■ Supplied records ■

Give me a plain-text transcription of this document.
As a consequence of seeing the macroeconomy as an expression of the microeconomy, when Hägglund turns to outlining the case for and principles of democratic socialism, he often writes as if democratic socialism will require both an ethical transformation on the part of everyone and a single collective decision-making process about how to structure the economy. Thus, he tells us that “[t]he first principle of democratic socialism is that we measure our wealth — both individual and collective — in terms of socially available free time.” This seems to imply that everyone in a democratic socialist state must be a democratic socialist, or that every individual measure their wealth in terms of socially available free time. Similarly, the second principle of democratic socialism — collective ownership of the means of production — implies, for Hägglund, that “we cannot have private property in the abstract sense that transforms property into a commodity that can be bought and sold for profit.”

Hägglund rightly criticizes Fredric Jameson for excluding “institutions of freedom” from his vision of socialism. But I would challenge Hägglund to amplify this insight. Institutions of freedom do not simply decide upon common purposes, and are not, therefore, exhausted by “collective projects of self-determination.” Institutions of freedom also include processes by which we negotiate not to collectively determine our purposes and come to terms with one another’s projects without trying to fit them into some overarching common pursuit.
--
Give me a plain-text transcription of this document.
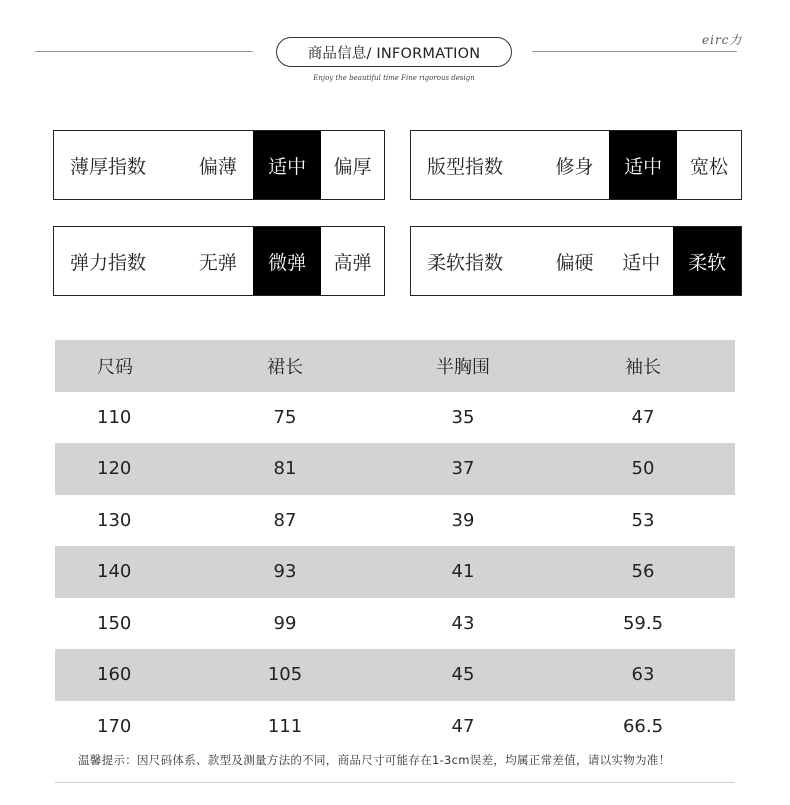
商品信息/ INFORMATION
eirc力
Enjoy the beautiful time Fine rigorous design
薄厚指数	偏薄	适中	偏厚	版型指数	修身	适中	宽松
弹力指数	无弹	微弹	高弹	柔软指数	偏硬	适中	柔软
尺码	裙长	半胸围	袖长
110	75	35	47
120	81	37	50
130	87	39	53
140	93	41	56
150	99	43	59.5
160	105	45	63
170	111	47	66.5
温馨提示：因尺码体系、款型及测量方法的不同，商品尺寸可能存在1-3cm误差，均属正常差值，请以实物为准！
==
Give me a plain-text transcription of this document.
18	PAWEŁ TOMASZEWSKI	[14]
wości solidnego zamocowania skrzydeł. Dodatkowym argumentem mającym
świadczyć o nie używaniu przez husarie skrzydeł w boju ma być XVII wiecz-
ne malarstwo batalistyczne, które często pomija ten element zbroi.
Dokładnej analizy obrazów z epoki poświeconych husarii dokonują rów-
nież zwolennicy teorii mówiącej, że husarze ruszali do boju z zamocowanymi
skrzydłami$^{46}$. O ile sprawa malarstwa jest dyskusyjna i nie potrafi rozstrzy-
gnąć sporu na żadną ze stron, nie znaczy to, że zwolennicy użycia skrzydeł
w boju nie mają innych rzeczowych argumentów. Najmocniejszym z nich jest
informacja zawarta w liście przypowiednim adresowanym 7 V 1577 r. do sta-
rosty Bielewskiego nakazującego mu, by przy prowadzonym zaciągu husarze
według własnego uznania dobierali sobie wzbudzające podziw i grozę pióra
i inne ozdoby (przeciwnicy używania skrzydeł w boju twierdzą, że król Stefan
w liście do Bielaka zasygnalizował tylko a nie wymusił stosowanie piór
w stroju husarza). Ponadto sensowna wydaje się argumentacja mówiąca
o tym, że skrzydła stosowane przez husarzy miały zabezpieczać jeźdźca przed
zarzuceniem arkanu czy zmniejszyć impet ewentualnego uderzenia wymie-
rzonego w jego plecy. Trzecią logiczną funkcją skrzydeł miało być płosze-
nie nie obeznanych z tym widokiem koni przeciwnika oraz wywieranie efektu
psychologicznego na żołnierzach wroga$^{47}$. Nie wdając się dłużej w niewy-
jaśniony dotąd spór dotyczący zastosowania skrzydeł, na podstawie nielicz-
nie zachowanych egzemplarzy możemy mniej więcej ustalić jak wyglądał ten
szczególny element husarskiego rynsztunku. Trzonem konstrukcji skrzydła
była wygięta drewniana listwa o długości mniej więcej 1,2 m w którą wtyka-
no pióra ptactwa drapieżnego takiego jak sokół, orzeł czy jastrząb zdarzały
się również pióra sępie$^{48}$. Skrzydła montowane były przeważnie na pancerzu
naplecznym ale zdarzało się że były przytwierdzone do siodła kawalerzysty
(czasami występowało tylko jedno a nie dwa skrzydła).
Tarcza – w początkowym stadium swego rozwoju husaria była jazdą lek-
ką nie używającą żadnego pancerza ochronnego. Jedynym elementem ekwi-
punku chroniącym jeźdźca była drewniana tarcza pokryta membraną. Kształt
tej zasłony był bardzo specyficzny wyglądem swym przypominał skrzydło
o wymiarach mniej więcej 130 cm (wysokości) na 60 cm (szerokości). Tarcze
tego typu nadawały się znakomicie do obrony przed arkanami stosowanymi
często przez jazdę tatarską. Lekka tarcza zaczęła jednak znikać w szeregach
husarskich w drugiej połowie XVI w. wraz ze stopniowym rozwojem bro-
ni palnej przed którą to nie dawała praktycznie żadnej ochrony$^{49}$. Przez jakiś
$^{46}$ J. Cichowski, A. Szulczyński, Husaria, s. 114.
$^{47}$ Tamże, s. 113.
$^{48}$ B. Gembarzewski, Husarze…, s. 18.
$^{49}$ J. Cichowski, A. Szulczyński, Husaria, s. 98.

■ Written request ■
In the entries above, locate every line with the word "którą" and copy it.

■ Exercise solution ■
była wygięta drewniana listwa o długości mniej więcej 1,2 m w którą wtyka-
ni palnej przed którą to nie dawała praktycznie żadnej ochrony$^{49}$. Przez jakiś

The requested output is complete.